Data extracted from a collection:
————
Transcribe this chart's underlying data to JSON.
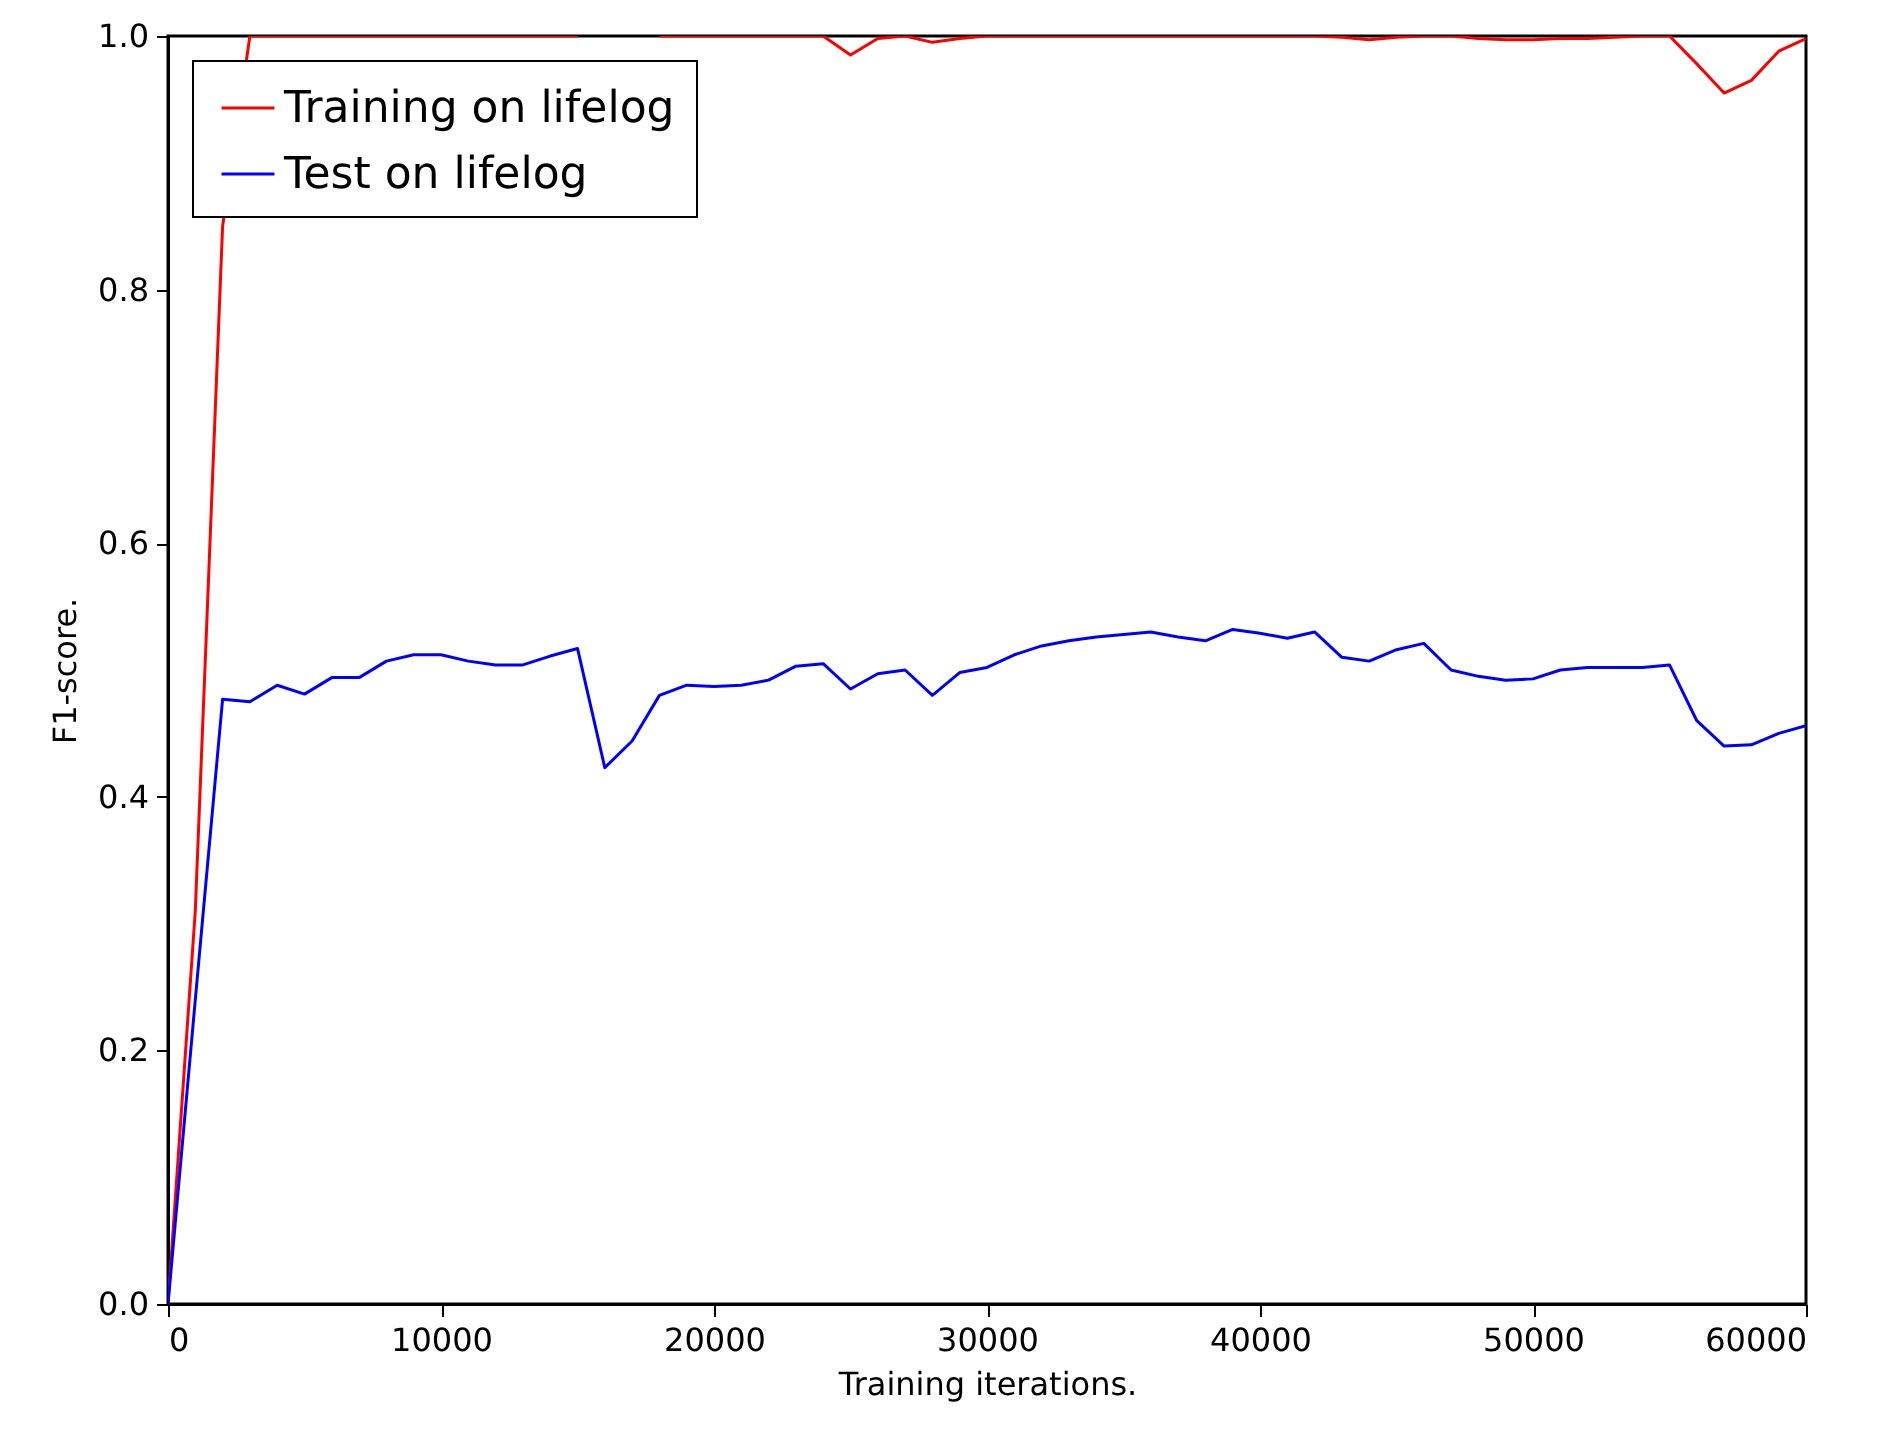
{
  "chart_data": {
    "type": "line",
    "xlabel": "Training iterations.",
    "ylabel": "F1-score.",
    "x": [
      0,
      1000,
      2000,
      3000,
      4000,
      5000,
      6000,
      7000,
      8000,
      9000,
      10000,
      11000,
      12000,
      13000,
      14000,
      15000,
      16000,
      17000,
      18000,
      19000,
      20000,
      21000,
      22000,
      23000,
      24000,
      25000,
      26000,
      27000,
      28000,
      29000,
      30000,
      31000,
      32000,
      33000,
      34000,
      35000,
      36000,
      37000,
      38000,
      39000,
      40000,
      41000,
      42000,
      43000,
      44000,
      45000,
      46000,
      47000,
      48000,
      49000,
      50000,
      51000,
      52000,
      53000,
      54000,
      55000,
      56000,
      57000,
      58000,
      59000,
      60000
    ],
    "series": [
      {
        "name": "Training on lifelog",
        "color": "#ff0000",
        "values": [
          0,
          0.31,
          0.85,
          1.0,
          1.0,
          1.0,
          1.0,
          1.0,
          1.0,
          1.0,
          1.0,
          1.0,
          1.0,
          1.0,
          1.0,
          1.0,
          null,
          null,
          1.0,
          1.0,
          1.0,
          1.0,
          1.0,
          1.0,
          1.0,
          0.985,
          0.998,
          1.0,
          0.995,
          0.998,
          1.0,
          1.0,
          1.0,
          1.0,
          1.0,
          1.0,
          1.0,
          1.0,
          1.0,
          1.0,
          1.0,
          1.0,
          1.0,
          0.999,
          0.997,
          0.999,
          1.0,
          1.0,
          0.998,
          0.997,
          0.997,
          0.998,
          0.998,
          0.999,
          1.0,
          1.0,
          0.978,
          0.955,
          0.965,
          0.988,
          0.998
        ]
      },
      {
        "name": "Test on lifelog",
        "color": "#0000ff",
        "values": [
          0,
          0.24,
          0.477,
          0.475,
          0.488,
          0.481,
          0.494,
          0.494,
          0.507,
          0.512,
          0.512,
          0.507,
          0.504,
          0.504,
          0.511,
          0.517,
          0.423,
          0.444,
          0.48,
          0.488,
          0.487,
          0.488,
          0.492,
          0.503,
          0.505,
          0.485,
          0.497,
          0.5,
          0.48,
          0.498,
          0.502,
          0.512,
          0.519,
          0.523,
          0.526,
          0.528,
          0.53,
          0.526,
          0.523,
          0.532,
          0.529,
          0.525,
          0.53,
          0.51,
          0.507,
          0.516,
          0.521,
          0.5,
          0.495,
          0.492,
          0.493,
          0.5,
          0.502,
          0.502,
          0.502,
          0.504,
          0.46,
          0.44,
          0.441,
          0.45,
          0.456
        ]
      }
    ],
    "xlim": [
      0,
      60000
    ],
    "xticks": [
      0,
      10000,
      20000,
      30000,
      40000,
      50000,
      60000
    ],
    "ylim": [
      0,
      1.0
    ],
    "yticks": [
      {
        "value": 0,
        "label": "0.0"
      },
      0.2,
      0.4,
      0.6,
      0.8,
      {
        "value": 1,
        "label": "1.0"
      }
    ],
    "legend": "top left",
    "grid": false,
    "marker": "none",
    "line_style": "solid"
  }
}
————
** Problem to work on **
Return each line of the data, keeping its wording exact and omitting pictures.

** Solved exercise **
Transcribe this chart's underlying data to JSON.
{
  "chart_data": {
    "type": "line",
    "xlabel": "Training iterations.",
    "ylabel": "F1-score.",
    "x": [
      0,
      1000,
      2000,
      3000,
      4000,
      5000,
      6000,
      7000,
      8000,
      9000,
      10000,
      11000,
      12000,
      13000,
      14000,
      15000,
      16000,
      17000,
      18000,
      19000,
      20000,
      21000,
      22000,
      23000,
      24000,
      25000,
      26000,
      27000,
      28000,
      29000,
      30000,
      31000,
      32000,
      33000,
      34000,
      35000,
      36000,
      37000,
      38000,
      39000,
      40000,
      41000,
      42000,
      43000,
      44000,
      45000,
      46000,
      47000,
      48000,
      49000,
      50000,
      51000,
      52000,
      53000,
      54000,
      55000,
      56000,
      57000,
      58000,
      59000,
      60000
    ],
    "series": [
      {
        "name": "Training on lifelog",
        "color": "#ff0000",
        "values": [
          0,
          0.31,
          0.85,
          1.0,
          1.0,
          1.0,
          1.0,
          1.0,
          1.0,
          1.0,
          1.0,
          1.0,
          1.0,
          1.0,
          1.0,
          1.0,
          null,
          null,
          1.0,
          1.0,
          1.0,
          1.0,
          1.0,
          1.0,
          1.0,
          0.985,
          0.998,
          1.0,
          0.995,
          0.998,
          1.0,
          1.0,
          1.0,
          1.0,
          1.0,
          1.0,
          1.0,
          1.0,
          1.0,
          1.0,
          1.0,
          1.0,
          1.0,
          0.999,
          0.997,
          0.999,
          1.0,
          1.0,
          0.998,
          0.997,
          0.997,
          0.998,
          0.998,
          0.999,
          1.0,
          1.0,
          0.978,
          0.955,
          0.965,
          0.988,
          0.998
        ]
      },
      {
        "name": "Test on lifelog",
        "color": "#0000ff",
        "values": [
          0,
          0.24,
          0.477,
          0.475,
          0.488,
          0.481,
          0.494,
          0.494,
          0.507,
          0.512,
          0.512,
          0.507,
          0.504,
          0.504,
          0.511,
          0.517,
          0.423,
          0.444,
          0.48,
          0.488,
          0.487,
          0.488,
          0.492,
          0.503,
          0.505,
          0.485,
          0.497,
          0.5,
          0.48,
          0.498,
          0.502,
          0.512,
          0.519,
          0.523,
          0.526,
          0.528,
          0.53,
          0.526,
          0.523,
          0.532,
          0.529,
          0.525,
          0.53,
          0.51,
          0.507,
          0.516,
          0.521,
          0.5,
          0.495,
          0.492,
          0.493,
          0.5,
          0.502,
          0.502,
          0.502,
          0.504,
          0.46,
          0.44,
          0.441,
          0.45,
          0.456
        ]
      }
    ],
    "xlim": [
      0,
      60000
    ],
    "xticks": [
      0,
      10000,
      20000,
      30000,
      40000,
      50000,
      60000
    ],
    "ylim": [
      0,
      1.0
    ],
    "yticks": [
      {
        "value": 0,
        "label": "0.0"
      },
      0.2,
      0.4,
      0.6,
      0.8,
      {
        "value": 1,
        "label": "1.0"
      }
    ],
    "legend": "top left",
    "grid": false,
    "marker": "none",
    "line_style": "solid"
  }
}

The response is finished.